Information shown:
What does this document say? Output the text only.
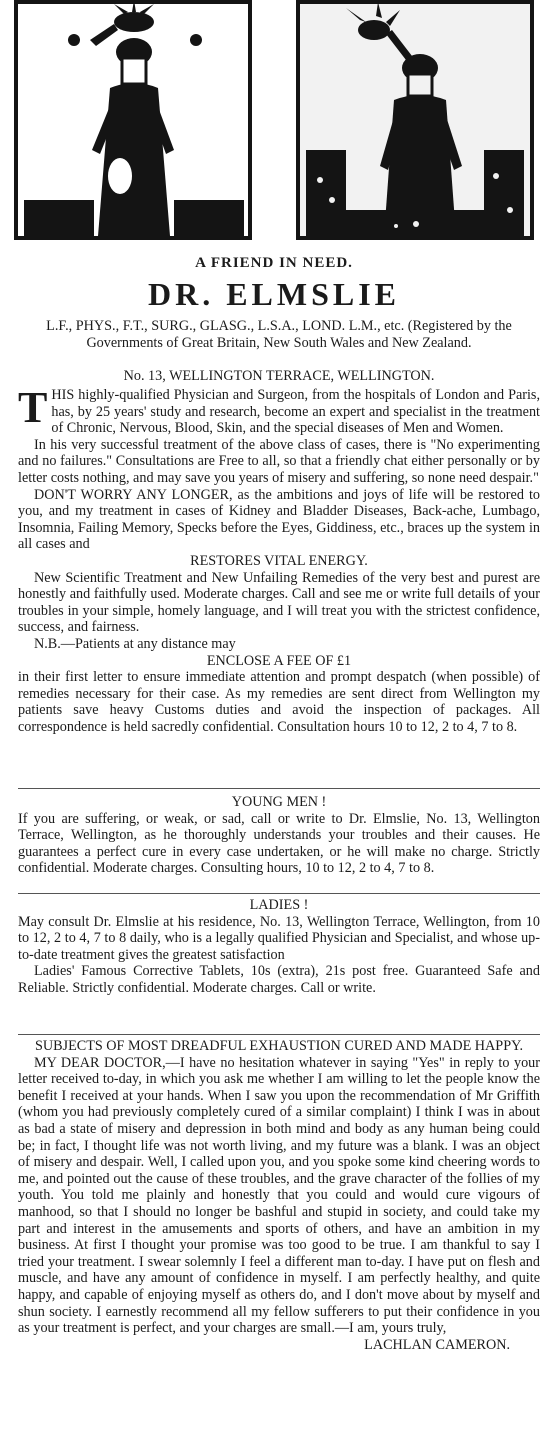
A FRIEND IN NEED.
DR. ELMSLIE
L.F., PHYS., F.T., SURG., GLASG., L.S.A., LOND. L.M., etc. (Registered by the Governments of Great Britain, New South Wales and New Zealand.
No. 13, WELLINGTON TERRACE, WELLINGTON.
THIS highly-qualified Physician and Surgeon, from the hospitals of London and Paris, has, by 25 years' study and research, become an expert and specialist in the treatment of Chronic, Nervous, Blood, Skin, and the special diseases of Men and Women.
In his very successful treatment of the above class of cases, there is "No experimenting and no failures." Consultations are Free to all, so that a friendly chat either personally or by letter costs nothing, and may save you years of misery and suffering, so none need despair."
DON'T WORRY ANY LONGER, as the ambitions and joys of life will be restored to you, and my treatment in cases of Kidney and Bladder Diseases, Back-ache, Lumbago, Insomnia, Failing Memory, Specks before the Eyes, Giddiness, etc., braces up the system in all cases and
RESTORES VITAL ENERGY.
New Scientific Treatment and New Unfailing Remedies of the very best and purest are honestly and faithfully used. Moderate charges. Call and see me or write full details of your troubles in your simple, homely language, and I will treat you with the strictest confidence, success, and fairness.
N.B.—Patients at any distance may
ENCLOSE A FEE OF £1
in their first letter to ensure immediate attention and prompt despatch (when possible) of remedies necessary for their case. As my remedies are sent direct from Wellington my patients save heavy Customs duties and avoid the inspection of packages. All correspondence is held sacredly confidential. Consultation hours 10 to 12, 2 to 4, 7 to 8.
YOUNG MEN !
If you are suffering, or weak, or sad, call or write to Dr. Elmslie, No. 13, Wellington Terrace, Wellington, as he thoroughly understands your troubles and their causes. He guarantees a perfect cure in every case undertaken, or he will make no charge. Strictly confidential. Moderate charges. Consulting hours, 10 to 12, 2 to 4, 7 to 8.
LADIES !
May consult Dr. Elmslie at his residence, No. 13, Wellington Terrace, Wellington, from 10 to 12, 2 to 4, 7 to 8 daily, who is a legally qualified Physician and Specialist, and whose up-to-date treatment gives the greatest satisfaction
Ladies' Famous Corrective Tablets, 10s (extra), 21s post free. Guaranteed Safe and Reliable. Strictly confidential. Moderate charges. Call or write.
SUBJECTS OF MOST DREADFUL EXHAUSTION CURED AND MADE HAPPY.
MY DEAR DOCTOR,—I have no hesitation whatever in saying "Yes" in reply to your letter received to-day, in which you ask me whether I am willing to let the people know the benefit I received at your hands. When I saw you upon the recommendation of Mr Griffith (whom you had previously completely cured of a similar complaint) I think I was in about as bad a state of misery and depression in both mind and body as any human being could be; in fact, I thought life was not worth living, and my future was a blank. I was an object of misery and despair. Well, I called upon you, and you spoke some kind cheering words to me, and pointed out the cause of these troubles, and the grave character of the follies of my youth. You told me plainly and honestly that you could and would cure vigours of manhood, so that I should no longer be bashful and stupid in society, and could take my part and interest in the amusements and sports of others, and have an ambition in my business. At first I thought your promise was too good to be true. I am thankful to say I tried your treatment. I swear solemnly I feel a different man to-day. I have put on flesh and muscle, and have any amount of confidence in myself. I am perfectly healthy, and quite happy, and capable of enjoying myself as others do, and I don't move about by myself and shun society. I earnestly recommend all my fellow sufferers to put their confidence in you as your treatment is perfect, and your charges are small.—I am, yours truly,
LACHLAN CAMERON.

What the task requires:
This task calls for the listing to be restated exactly, with images omitted.

Result for this exercise:
What does this document say? Output the text only.
A FRIEND IN NEED.
DR. ELMSLIE
L.F., PHYS., F.T., SURG., GLASG., L.S.A., LOND. L.M., etc. (Registered by the Governments of Great Britain, New South Wales and New Zealand.
No. 13, WELLINGTON TERRACE, WELLINGTON.
THIS highly-qualified Physician and Surgeon, from the hospitals of London and Paris, has, by 25 years' study and research, become an expert and specialist in the treatment of Chronic, Nervous, Blood, Skin, and the special diseases of Men and Women.
In his very successful treatment of the above class of cases, there is "No experimenting and no failures." Consultations are Free to all, so that a friendly chat either personally or by letter costs nothing, and may save you years of misery and suffering, so none need despair."
DON'T WORRY ANY LONGER, as the ambitions and joys of life will be restored to you, and my treatment in cases of Kidney and Bladder Diseases, Back-ache, Lumbago, Insomnia, Failing Memory, Specks before the Eyes, Giddiness, etc., braces up the system in all cases and
RESTORES VITAL ENERGY.
New Scientific Treatment and New Unfailing Remedies of the very best and purest are honestly and faithfully used. Moderate charges. Call and see me or write full details of your troubles in your simple, homely language, and I will treat you with the strictest confidence, success, and fairness.
N.B.—Patients at any distance may
ENCLOSE A FEE OF £1
in their first letter to ensure immediate attention and prompt despatch (when possible) of remedies necessary for their case. As my remedies are sent direct from Wellington my patients save heavy Customs duties and avoid the inspection of packages. All correspondence is held sacredly confidential. Consultation hours 10 to 12, 2 to 4, 7 to 8.
YOUNG MEN !
If you are suffering, or weak, or sad, call or write to Dr. Elmslie, No. 13, Wellington Terrace, Wellington, as he thoroughly understands your troubles and their causes. He guarantees a perfect cure in every case undertaken, or he will make no charge. Strictly confidential. Moderate charges. Consulting hours, 10 to 12, 2 to 4, 7 to 8.
LADIES !
May consult Dr. Elmslie at his residence, No. 13, Wellington Terrace, Wellington, from 10 to 12, 2 to 4, 7 to 8 daily, who is a legally qualified Physician and Specialist, and whose up-to-date treatment gives the greatest satisfaction
Ladies' Famous Corrective Tablets, 10s (extra), 21s post free. Guaranteed Safe and Reliable. Strictly confidential. Moderate charges. Call or write.
SUBJECTS OF MOST DREADFUL EXHAUSTION CURED AND MADE HAPPY.
MY DEAR DOCTOR,—I have no hesitation whatever in saying "Yes" in reply to your letter received to-day, in which you ask me whether I am willing to let the people know the benefit I received at your hands. When I saw you upon the recommendation of Mr Griffith (whom you had previously completely cured of a similar complaint) I think I was in about as bad a state of misery and depression in both mind and body as any human being could be; in fact, I thought life was not worth living, and my future was a blank. I was an object of misery and despair. Well, I called upon you, and you spoke some kind cheering words to me, and pointed out the cause of these troubles, and the grave character of the follies of my youth. You told me plainly and honestly that you could and would cure vigours of manhood, so that I should no longer be bashful and stupid in society, and could take my part and interest in the amusements and sports of others, and have an ambition in my business. At first I thought your promise was too good to be true. I am thankful to say I tried your treatment. I swear solemnly I feel a different man to-day. I have put on flesh and muscle, and have any amount of confidence in myself. I am perfectly healthy, and quite happy, and capable of enjoying myself as others do, and I don't move about by myself and shun society. I earnestly recommend all my fellow sufferers to put their confidence in you as your treatment is perfect, and your charges are small.—I am, yours truly,
LACHLAN CAMERON.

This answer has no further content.